─── MATERIAL

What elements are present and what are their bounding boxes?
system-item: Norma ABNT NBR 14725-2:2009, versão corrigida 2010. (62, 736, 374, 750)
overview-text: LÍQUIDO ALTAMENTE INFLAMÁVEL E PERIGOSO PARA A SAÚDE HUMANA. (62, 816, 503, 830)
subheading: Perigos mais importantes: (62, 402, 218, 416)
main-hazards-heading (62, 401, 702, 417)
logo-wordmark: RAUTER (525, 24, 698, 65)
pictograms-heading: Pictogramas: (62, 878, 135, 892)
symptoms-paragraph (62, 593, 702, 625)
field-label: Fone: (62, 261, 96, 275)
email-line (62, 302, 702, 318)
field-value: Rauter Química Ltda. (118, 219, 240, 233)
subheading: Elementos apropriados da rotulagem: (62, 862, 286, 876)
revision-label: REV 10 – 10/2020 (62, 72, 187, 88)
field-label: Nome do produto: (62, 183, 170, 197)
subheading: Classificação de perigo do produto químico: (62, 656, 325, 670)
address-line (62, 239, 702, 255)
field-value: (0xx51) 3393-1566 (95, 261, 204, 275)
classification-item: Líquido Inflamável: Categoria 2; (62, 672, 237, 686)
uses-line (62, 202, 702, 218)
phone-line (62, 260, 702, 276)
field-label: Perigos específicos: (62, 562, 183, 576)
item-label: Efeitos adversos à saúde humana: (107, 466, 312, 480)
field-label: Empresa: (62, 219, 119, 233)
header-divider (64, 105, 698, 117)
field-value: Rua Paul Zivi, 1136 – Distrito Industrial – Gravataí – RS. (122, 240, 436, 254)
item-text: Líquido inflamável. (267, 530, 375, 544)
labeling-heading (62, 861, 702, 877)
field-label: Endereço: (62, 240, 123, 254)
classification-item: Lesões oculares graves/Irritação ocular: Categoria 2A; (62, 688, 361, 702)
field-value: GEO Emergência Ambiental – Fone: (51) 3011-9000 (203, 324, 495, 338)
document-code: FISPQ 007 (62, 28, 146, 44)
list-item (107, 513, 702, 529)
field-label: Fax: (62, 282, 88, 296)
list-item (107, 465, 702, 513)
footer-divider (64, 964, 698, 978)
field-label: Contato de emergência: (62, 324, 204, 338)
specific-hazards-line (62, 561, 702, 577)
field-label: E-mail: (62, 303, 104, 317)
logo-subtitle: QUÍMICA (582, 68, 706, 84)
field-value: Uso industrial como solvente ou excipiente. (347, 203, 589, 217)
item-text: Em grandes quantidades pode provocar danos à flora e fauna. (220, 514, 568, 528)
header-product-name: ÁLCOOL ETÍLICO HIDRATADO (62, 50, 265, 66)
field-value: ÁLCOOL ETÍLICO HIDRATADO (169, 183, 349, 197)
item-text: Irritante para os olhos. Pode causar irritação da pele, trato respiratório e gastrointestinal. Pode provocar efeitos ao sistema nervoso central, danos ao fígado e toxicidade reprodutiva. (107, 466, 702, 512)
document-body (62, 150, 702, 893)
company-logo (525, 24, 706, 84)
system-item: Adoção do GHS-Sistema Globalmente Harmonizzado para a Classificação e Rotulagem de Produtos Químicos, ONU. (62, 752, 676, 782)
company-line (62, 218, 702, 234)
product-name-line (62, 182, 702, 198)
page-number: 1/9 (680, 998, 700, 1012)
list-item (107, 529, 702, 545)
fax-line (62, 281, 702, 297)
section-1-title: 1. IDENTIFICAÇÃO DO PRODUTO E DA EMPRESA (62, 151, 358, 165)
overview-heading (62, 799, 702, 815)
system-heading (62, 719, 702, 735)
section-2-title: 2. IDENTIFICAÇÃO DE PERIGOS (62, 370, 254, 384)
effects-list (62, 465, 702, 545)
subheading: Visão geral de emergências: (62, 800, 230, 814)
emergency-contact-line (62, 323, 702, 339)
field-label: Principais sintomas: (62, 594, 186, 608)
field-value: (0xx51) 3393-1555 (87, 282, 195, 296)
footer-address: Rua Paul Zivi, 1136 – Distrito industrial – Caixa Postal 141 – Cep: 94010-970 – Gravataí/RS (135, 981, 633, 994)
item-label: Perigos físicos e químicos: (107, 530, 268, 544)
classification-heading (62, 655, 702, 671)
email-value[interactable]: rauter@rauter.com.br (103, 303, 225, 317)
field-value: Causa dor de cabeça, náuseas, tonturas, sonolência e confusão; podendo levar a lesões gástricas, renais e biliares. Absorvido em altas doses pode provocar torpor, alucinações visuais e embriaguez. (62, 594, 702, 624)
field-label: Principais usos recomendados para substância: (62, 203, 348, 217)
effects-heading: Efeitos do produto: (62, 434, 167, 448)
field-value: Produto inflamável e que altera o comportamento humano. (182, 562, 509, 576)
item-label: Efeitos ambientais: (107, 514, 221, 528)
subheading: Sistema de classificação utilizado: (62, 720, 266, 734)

──────

** WHAT THE TASK REQUIRES **
Can you write out every line of the records above without changing anything, keeping the same order?

** RIGHT ANSWER **
What elements are present and what are their bounding boxes?
system-item: Norma ABNT NBR 14725-2:2009, versão corrigida 2010. (62, 736, 374, 750)
overview-text: LÍQUIDO ALTAMENTE INFLAMÁVEL E PERIGOSO PARA A SAÚDE HUMANA. (62, 816, 503, 830)
subheading: Perigos mais importantes: (62, 402, 218, 416)
main-hazards-heading (62, 401, 702, 417)
logo-wordmark: RAUTER (525, 24, 698, 65)
pictograms-heading: Pictogramas: (62, 878, 135, 892)
symptoms-paragraph (62, 593, 702, 625)
field-label: Fone: (62, 261, 96, 275)
email-line (62, 302, 702, 318)
field-value: Rauter Química Ltda. (118, 219, 240, 233)
subheading: Elementos apropriados da rotulagem: (62, 862, 286, 876)
revision-label: REV 10 – 10/2020 (62, 72, 187, 88)
field-label: Nome do produto: (62, 183, 170, 197)
subheading: Classificação de perigo do produto químico: (62, 656, 325, 670)
address-line (62, 239, 702, 255)
field-value: (0xx51) 3393-1566 (95, 261, 204, 275)
classification-item: Líquido Inflamável: Categoria 2; (62, 672, 237, 686)
uses-line (62, 202, 702, 218)
phone-line (62, 260, 702, 276)
field-label: Perigos específicos: (62, 562, 183, 576)
item-label: Efeitos adversos à saúde humana: (107, 466, 312, 480)
field-label: Empresa: (62, 219, 119, 233)
header-divider (64, 105, 698, 117)
field-value: Rua Paul Zivi, 1136 – Distrito Industrial – Gravataí – RS. (122, 240, 436, 254)
item-text: Líquido inflamável. (267, 530, 375, 544)
labeling-heading (62, 861, 702, 877)
field-label: Endereço: (62, 240, 123, 254)
classification-item: Lesões oculares graves/Irritação ocular: Categoria 2A; (62, 688, 361, 702)
field-value: GEO Emergência Ambiental – Fone: (51) 3011-9000 (203, 324, 495, 338)
document-code: FISPQ 007 (62, 28, 146, 44)
list-item (107, 513, 702, 529)
field-label: Fax: (62, 282, 88, 296)
list-item (107, 465, 702, 513)
footer-divider (64, 964, 698, 978)
field-label: Contato de emergência: (62, 324, 204, 338)
specific-hazards-line (62, 561, 702, 577)
field-label: E-mail: (62, 303, 104, 317)
logo-subtitle: QUÍMICA (582, 68, 706, 84)
field-value: Uso industrial como solvente ou excipiente. (347, 203, 589, 217)
item-text: Em grandes quantidades pode provocar danos à flora e fauna. (220, 514, 568, 528)
header-product-name: ÁLCOOL ETÍLICO HIDRATADO (62, 50, 265, 66)
field-value: ÁLCOOL ETÍLICO HIDRATADO (169, 183, 349, 197)
item-text: Irritante para os olhos. Pode causar irritação da pele, trato respiratório e gastrointestinal. Pode provocar efeitos ao sistema nervoso central, danos ao fígado e toxicidade reprodutiva. (107, 466, 702, 512)
document-body (62, 150, 702, 893)
company-logo (525, 24, 706, 84)
system-item: Adoção do GHS-Sistema Globalmente Harmonizzado para a Classificação e Rotulagem de Produtos Químicos, ONU. (62, 752, 676, 782)
company-line (62, 218, 702, 234)
product-name-line (62, 182, 702, 198)
page-number: 1/9 (680, 998, 700, 1012)
list-item (107, 529, 702, 545)
fax-line (62, 281, 702, 297)
section-1-title: 1. IDENTIFICAÇÃO DO PRODUTO E DA EMPRESA (62, 151, 358, 165)
overview-heading (62, 799, 702, 815)
system-heading (62, 719, 702, 735)
section-2-title: 2. IDENTIFICAÇÃO DE PERIGOS (62, 370, 254, 384)
effects-list (62, 465, 702, 545)
subheading: Visão geral de emergências: (62, 800, 230, 814)
emergency-contact-line (62, 323, 702, 339)
field-label: Principais sintomas: (62, 594, 186, 608)
field-value: (0xx51) 3393-1555 (87, 282, 195, 296)
footer-address: Rua Paul Zivi, 1136 – Distrito industrial – Caixa Postal 141 – Cep: 94010-970 – Gravataí/RS (135, 981, 633, 994)
item-label: Perigos físicos e químicos: (107, 530, 268, 544)
classification-heading (62, 655, 702, 671)
email-value[interactable]: rauter@rauter.com.br (103, 303, 225, 317)
field-value: Causa dor de cabeça, náuseas, tonturas, sonolência e confusão; podendo levar a lesões gástricas, renais e biliares. Absorvido em altas doses pode provocar torpor, alucinações visuais e embriaguez. (62, 594, 702, 624)
field-label: Principais usos recomendados para substância: (62, 203, 348, 217)
effects-heading: Efeitos do produto: (62, 434, 167, 448)
field-value: Produto inflamável e que altera o comportamento humano. (182, 562, 509, 576)
item-label: Efeitos ambientais: (107, 514, 221, 528)
subheading: Sistema de classificação utilizado: (62, 720, 266, 734)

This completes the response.